* Work to complete *
Copy all lines of the listing that include the string "name".

* Data listing *
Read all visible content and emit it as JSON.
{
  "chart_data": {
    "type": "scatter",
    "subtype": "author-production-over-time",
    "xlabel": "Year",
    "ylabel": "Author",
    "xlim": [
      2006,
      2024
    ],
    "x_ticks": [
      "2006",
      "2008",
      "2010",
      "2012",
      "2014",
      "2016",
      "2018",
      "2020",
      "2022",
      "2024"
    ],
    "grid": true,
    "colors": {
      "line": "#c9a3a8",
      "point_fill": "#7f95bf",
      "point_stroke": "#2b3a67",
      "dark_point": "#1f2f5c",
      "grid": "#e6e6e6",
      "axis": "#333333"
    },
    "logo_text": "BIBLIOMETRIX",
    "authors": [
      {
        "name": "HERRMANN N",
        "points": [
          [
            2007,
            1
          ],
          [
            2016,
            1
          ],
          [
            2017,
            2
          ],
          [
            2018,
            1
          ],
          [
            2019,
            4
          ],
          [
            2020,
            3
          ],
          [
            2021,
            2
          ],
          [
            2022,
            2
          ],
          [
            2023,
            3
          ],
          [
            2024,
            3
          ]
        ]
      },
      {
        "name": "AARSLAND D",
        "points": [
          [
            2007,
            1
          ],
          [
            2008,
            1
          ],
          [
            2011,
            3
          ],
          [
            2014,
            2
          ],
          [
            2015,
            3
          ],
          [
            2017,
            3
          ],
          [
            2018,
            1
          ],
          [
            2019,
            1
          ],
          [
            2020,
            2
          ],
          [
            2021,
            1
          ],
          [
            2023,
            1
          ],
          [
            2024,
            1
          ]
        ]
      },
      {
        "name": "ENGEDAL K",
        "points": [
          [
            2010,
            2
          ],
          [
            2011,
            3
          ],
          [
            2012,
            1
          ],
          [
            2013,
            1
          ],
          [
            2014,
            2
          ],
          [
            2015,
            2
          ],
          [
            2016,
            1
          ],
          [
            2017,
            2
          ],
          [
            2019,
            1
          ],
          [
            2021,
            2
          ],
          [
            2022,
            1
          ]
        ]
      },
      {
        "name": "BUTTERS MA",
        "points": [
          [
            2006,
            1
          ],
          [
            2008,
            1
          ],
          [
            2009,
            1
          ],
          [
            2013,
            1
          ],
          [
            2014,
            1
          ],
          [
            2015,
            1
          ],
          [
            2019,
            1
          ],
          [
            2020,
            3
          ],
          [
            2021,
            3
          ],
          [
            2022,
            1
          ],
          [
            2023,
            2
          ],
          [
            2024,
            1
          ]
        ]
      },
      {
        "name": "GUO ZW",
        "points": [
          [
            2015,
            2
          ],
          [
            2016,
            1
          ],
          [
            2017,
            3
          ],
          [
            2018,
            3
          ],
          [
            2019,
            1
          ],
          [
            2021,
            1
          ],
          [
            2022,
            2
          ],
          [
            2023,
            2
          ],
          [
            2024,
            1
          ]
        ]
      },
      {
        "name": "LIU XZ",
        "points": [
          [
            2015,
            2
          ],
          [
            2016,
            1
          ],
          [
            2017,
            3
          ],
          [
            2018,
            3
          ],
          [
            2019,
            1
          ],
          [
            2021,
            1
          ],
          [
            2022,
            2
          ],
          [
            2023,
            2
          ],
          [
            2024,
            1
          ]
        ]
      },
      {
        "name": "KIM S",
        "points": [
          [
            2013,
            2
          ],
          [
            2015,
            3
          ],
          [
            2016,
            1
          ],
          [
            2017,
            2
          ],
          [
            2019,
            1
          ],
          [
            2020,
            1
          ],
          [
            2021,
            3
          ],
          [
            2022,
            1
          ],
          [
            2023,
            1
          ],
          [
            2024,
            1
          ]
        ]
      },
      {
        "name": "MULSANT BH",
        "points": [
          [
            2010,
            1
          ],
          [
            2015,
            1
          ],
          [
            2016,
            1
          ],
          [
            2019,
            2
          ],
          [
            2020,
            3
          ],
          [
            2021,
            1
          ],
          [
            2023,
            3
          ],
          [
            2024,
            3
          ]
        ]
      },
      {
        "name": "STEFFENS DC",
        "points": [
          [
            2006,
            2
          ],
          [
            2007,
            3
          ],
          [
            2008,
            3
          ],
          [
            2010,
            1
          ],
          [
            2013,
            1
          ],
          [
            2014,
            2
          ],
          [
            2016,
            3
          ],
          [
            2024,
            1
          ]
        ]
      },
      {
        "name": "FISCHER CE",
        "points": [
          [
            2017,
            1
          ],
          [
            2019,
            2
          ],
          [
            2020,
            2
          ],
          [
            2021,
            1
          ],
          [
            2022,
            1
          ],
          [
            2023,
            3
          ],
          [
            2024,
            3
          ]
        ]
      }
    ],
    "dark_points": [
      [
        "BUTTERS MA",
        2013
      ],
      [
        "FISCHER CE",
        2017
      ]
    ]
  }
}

* Answer to the exercise *
        "name": "HERRMANN N",
        "name": "AARSLAND D",
        "name": "ENGEDAL K",
        "name": "BUTTERS MA",
        "name": "GUO ZW",
        "name": "LIU XZ",
        "name": "KIM S",
        "name": "MULSANT BH",
        "name": "STEFFENS DC",
        "name": "FISCHER CE",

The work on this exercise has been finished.